BEGIN Given records
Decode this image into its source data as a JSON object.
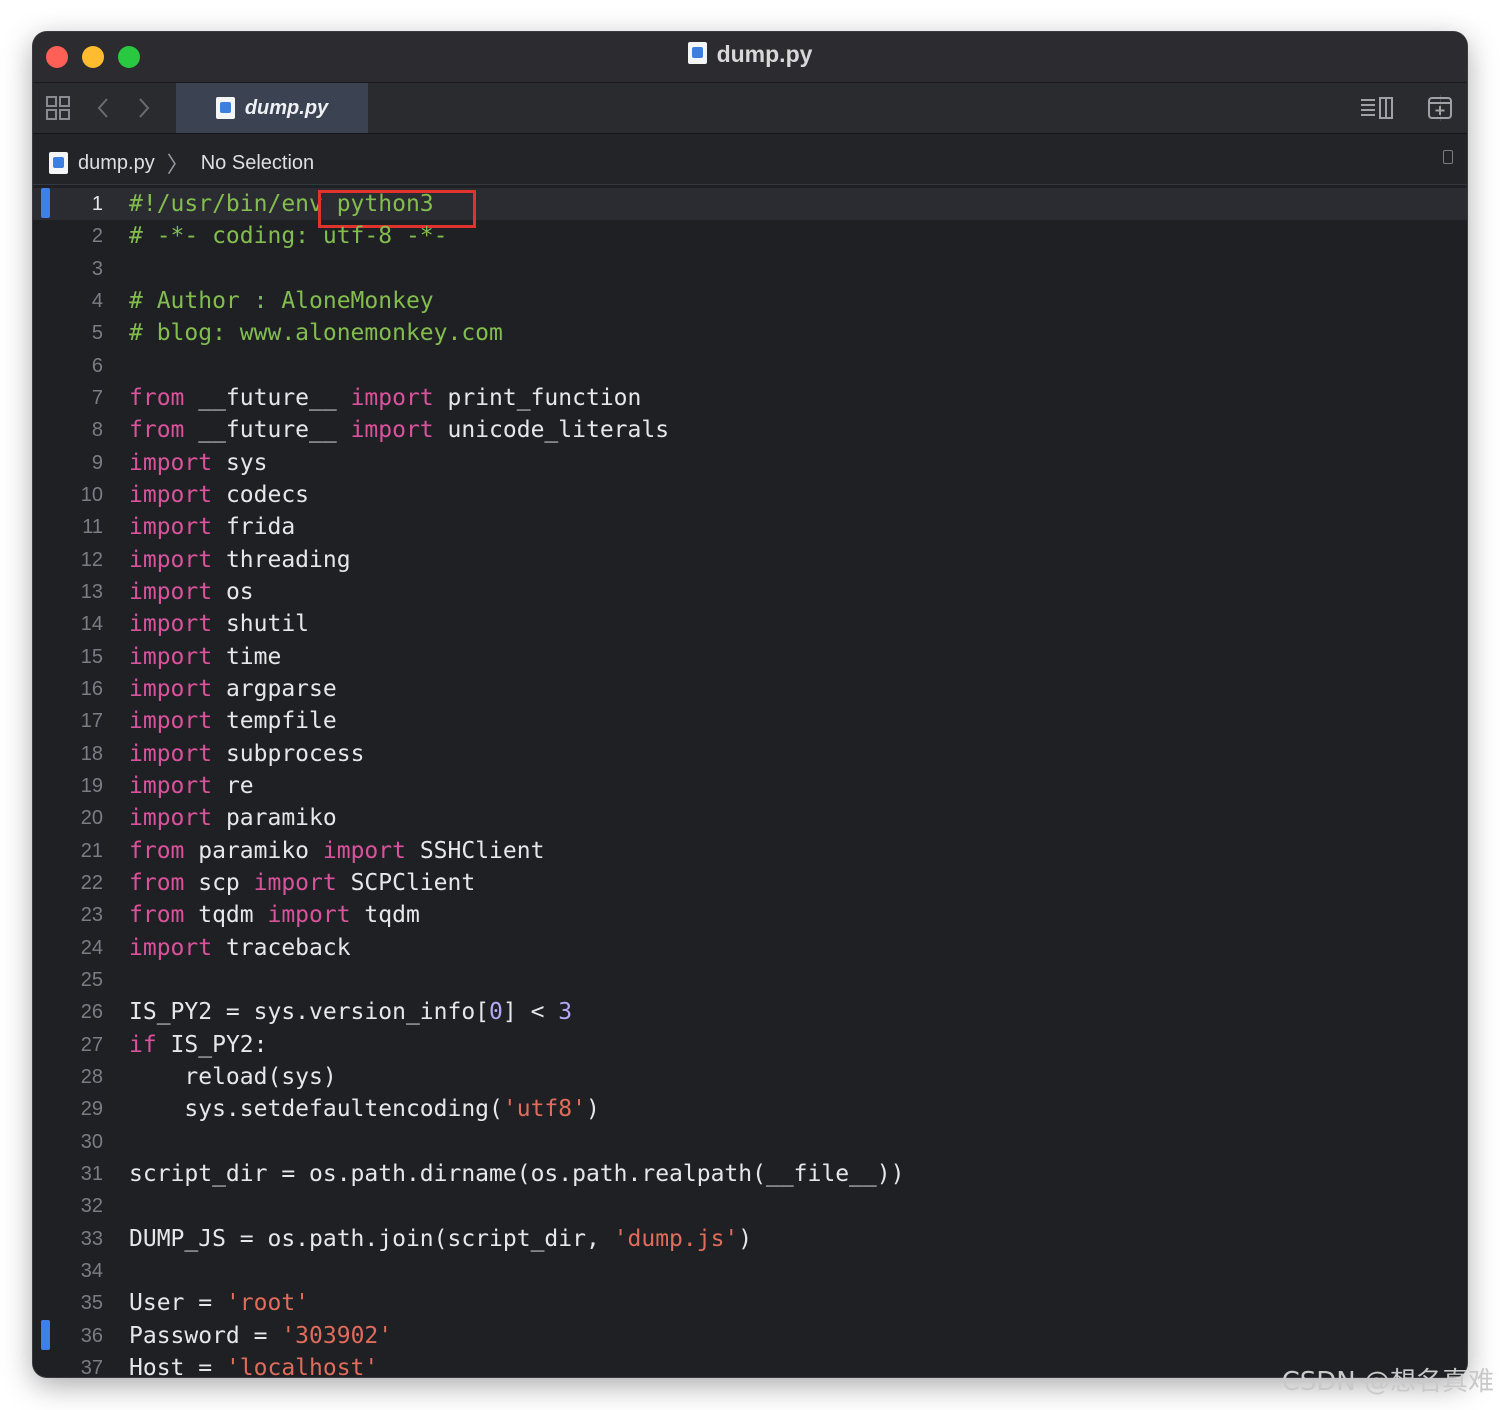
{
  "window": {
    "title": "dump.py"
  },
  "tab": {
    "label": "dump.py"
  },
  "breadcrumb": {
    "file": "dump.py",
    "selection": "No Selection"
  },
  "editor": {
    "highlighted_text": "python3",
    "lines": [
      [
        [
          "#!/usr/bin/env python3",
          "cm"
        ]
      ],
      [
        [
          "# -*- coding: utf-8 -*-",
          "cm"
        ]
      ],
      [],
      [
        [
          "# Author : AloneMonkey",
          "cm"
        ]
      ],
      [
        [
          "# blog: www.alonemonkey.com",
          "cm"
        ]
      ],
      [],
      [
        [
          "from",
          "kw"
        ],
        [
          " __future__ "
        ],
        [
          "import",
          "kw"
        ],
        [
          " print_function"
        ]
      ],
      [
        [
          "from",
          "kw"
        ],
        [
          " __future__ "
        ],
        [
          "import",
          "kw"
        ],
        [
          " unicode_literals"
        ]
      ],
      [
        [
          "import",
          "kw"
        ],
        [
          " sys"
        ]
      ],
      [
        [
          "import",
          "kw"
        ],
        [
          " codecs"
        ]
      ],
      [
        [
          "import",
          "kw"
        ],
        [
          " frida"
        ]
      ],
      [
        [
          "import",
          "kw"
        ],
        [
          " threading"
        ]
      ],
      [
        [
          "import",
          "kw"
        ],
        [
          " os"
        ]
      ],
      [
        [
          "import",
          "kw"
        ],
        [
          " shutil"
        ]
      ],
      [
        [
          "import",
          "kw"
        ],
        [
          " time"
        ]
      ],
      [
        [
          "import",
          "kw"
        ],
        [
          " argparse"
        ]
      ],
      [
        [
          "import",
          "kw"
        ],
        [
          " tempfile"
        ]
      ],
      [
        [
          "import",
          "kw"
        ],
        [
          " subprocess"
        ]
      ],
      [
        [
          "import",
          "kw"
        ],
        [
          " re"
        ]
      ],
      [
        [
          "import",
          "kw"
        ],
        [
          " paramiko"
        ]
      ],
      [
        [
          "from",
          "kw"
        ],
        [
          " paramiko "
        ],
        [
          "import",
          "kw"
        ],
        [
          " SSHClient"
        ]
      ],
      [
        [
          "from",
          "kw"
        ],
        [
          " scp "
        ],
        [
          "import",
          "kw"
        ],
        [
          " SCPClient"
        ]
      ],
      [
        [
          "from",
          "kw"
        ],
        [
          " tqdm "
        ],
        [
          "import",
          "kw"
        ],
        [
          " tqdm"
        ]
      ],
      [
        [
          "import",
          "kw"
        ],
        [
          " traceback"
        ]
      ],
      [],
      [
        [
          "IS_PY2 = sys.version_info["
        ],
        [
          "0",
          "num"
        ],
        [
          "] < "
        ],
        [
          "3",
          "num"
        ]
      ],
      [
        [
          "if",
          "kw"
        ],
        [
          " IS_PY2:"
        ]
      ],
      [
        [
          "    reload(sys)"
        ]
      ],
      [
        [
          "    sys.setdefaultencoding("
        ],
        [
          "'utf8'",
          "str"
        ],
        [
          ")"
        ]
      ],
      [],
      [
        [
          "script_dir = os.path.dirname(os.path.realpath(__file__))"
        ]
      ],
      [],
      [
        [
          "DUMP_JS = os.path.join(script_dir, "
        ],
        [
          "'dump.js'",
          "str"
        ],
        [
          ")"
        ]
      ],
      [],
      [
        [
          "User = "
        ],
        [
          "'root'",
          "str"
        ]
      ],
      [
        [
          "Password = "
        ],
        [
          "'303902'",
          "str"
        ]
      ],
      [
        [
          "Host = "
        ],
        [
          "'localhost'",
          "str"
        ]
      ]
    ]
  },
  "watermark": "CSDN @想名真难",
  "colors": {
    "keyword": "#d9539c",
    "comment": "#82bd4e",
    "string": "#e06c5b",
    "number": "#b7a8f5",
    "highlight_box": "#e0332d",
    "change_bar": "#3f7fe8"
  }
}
END Given records
#### Exercise instructions
Each line of the data is to be duplicated exactly; pictures stay out of the copy.

#### Full output
Decode this image into its source data as a JSON object.
{
  "window": {
    "title": "dump.py"
  },
  "tab": {
    "label": "dump.py"
  },
  "breadcrumb": {
    "file": "dump.py",
    "selection": "No Selection"
  },
  "editor": {
    "highlighted_text": "python3",
    "lines": [
      [
        [
          "#!/usr/bin/env python3",
          "cm"
        ]
      ],
      [
        [
          "# -*- coding: utf-8 -*-",
          "cm"
        ]
      ],
      [],
      [
        [
          "# Author : AloneMonkey",
          "cm"
        ]
      ],
      [
        [
          "# blog: www.alonemonkey.com",
          "cm"
        ]
      ],
      [],
      [
        [
          "from",
          "kw"
        ],
        [
          " __future__ "
        ],
        [
          "import",
          "kw"
        ],
        [
          " print_function"
        ]
      ],
      [
        [
          "from",
          "kw"
        ],
        [
          " __future__ "
        ],
        [
          "import",
          "kw"
        ],
        [
          " unicode_literals"
        ]
      ],
      [
        [
          "import",
          "kw"
        ],
        [
          " sys"
        ]
      ],
      [
        [
          "import",
          "kw"
        ],
        [
          " codecs"
        ]
      ],
      [
        [
          "import",
          "kw"
        ],
        [
          " frida"
        ]
      ],
      [
        [
          "import",
          "kw"
        ],
        [
          " threading"
        ]
      ],
      [
        [
          "import",
          "kw"
        ],
        [
          " os"
        ]
      ],
      [
        [
          "import",
          "kw"
        ],
        [
          " shutil"
        ]
      ],
      [
        [
          "import",
          "kw"
        ],
        [
          " time"
        ]
      ],
      [
        [
          "import",
          "kw"
        ],
        [
          " argparse"
        ]
      ],
      [
        [
          "import",
          "kw"
        ],
        [
          " tempfile"
        ]
      ],
      [
        [
          "import",
          "kw"
        ],
        [
          " subprocess"
        ]
      ],
      [
        [
          "import",
          "kw"
        ],
        [
          " re"
        ]
      ],
      [
        [
          "import",
          "kw"
        ],
        [
          " paramiko"
        ]
      ],
      [
        [
          "from",
          "kw"
        ],
        [
          " paramiko "
        ],
        [
          "import",
          "kw"
        ],
        [
          " SSHClient"
        ]
      ],
      [
        [
          "from",
          "kw"
        ],
        [
          " scp "
        ],
        [
          "import",
          "kw"
        ],
        [
          " SCPClient"
        ]
      ],
      [
        [
          "from",
          "kw"
        ],
        [
          " tqdm "
        ],
        [
          "import",
          "kw"
        ],
        [
          " tqdm"
        ]
      ],
      [
        [
          "import",
          "kw"
        ],
        [
          " traceback"
        ]
      ],
      [],
      [
        [
          "IS_PY2 = sys.version_info["
        ],
        [
          "0",
          "num"
        ],
        [
          "] < "
        ],
        [
          "3",
          "num"
        ]
      ],
      [
        [
          "if",
          "kw"
        ],
        [
          " IS_PY2:"
        ]
      ],
      [
        [
          "    reload(sys)"
        ]
      ],
      [
        [
          "    sys.setdefaultencoding("
        ],
        [
          "'utf8'",
          "str"
        ],
        [
          ")"
        ]
      ],
      [],
      [
        [
          "script_dir = os.path.dirname(os.path.realpath(__file__))"
        ]
      ],
      [],
      [
        [
          "DUMP_JS = os.path.join(script_dir, "
        ],
        [
          "'dump.js'",
          "str"
        ],
        [
          ")"
        ]
      ],
      [],
      [
        [
          "User = "
        ],
        [
          "'root'",
          "str"
        ]
      ],
      [
        [
          "Password = "
        ],
        [
          "'303902'",
          "str"
        ]
      ],
      [
        [
          "Host = "
        ],
        [
          "'localhost'",
          "str"
        ]
      ]
    ]
  },
  "watermark": "CSDN @想名真难",
  "colors": {
    "keyword": "#d9539c",
    "comment": "#82bd4e",
    "string": "#e06c5b",
    "number": "#b7a8f5",
    "highlight_box": "#e0332d",
    "change_bar": "#3f7fe8"
  }
}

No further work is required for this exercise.